REQUIREMENTS >>
All of the entries need to be written out again, exactly as they are.
--- start EXTRACTED MATERIAL ---
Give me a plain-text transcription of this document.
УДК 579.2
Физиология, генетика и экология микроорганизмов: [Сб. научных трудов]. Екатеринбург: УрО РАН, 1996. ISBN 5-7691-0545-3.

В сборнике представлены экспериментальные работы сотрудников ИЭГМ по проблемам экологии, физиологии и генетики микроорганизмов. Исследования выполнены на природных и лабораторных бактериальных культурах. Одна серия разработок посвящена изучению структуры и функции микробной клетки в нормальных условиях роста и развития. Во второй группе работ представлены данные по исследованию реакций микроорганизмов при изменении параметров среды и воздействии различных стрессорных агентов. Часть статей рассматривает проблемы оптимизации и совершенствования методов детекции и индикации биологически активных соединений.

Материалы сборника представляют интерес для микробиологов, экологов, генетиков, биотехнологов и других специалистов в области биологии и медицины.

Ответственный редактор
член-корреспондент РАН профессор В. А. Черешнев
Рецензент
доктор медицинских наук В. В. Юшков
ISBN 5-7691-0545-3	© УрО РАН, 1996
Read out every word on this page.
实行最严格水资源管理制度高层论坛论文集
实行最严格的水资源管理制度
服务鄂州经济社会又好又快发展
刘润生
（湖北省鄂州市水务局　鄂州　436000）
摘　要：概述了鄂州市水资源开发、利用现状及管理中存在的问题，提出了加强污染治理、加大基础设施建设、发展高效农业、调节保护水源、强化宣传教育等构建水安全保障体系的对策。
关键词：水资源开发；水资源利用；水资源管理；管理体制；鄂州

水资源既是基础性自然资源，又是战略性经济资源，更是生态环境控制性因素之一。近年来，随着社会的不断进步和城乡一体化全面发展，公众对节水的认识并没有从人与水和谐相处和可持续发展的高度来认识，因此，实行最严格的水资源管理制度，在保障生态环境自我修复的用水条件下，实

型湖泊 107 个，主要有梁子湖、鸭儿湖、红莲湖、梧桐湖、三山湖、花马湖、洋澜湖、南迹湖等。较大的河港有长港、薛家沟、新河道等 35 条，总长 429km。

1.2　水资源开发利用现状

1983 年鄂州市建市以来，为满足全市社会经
--- end EXTRACTED MATERIAL ---
SOLUTION >>
Give me a plain-text transcription of this document.
УДК 579.2
Физиология, генетика и экология микроорганизмов: [Сб. научных трудов]. Екатеринбург: УрО РАН, 1996. ISBN 5-7691-0545-3.

В сборнике представлены экспериментальные работы сотрудников ИЭГМ по проблемам экологии, физиологии и генетики микроорганизмов. Исследования выполнены на природных и лабораторных бактериальных культурах. Одна серия разработок посвящена изучению структуры и функции микробной клетки в нормальных условиях роста и развития. Во второй группе работ представлены данные по исследованию реакций микроорганизмов при изменении параметров среды и воздействии различных стрессорных агентов. Часть статей рассматривает проблемы оптимизации и совершенствования методов детекции и индикации биологически активных соединений.

Материалы сборника представляют интерес для микробиологов, экологов, генетиков, биотехнологов и других специалистов в области биологии и медицины.

Ответственный редактор
член-корреспондент РАН профессор В. А. Черешнев
Рецензент
доктор медицинских наук В. В. Юшков
ISBN 5-7691-0545-3	© УрО РАН, 1996
Read out every word on this page.
实行最严格水资源管理制度高层论坛论文集
实行最严格的水资源管理制度
服务鄂州经济社会又好又快发展
刘润生
（湖北省鄂州市水务局　鄂州　436000）
摘　要：概述了鄂州市水资源开发、利用现状及管理中存在的问题，提出了加强污染治理、加大基础设施建设、发展高效农业、调节保护水源、强化宣传教育等构建水安全保障体系的对策。
关键词：水资源开发；水资源利用；水资源管理；管理体制；鄂州

水资源既是基础性自然资源，又是战略性经济资源，更是生态环境控制性因素之一。近年来，随着社会的不断进步和城乡一体化全面发展，公众对节水的认识并没有从人与水和谐相处和可持续发展的高度来认识，因此，实行最严格的水资源管理制度，在保障生态环境自我修复的用水条件下，实

型湖泊 107 个，主要有梁子湖、鸭儿湖、红莲湖、梧桐湖、三山湖、花马湖、洋澜湖、南迹湖等。较大的河港有长港、薛家沟、新河道等 35 条，总长 429km。

1.2　水资源开发利用现状

1983 年鄂州市建市以来，为满足全市社会经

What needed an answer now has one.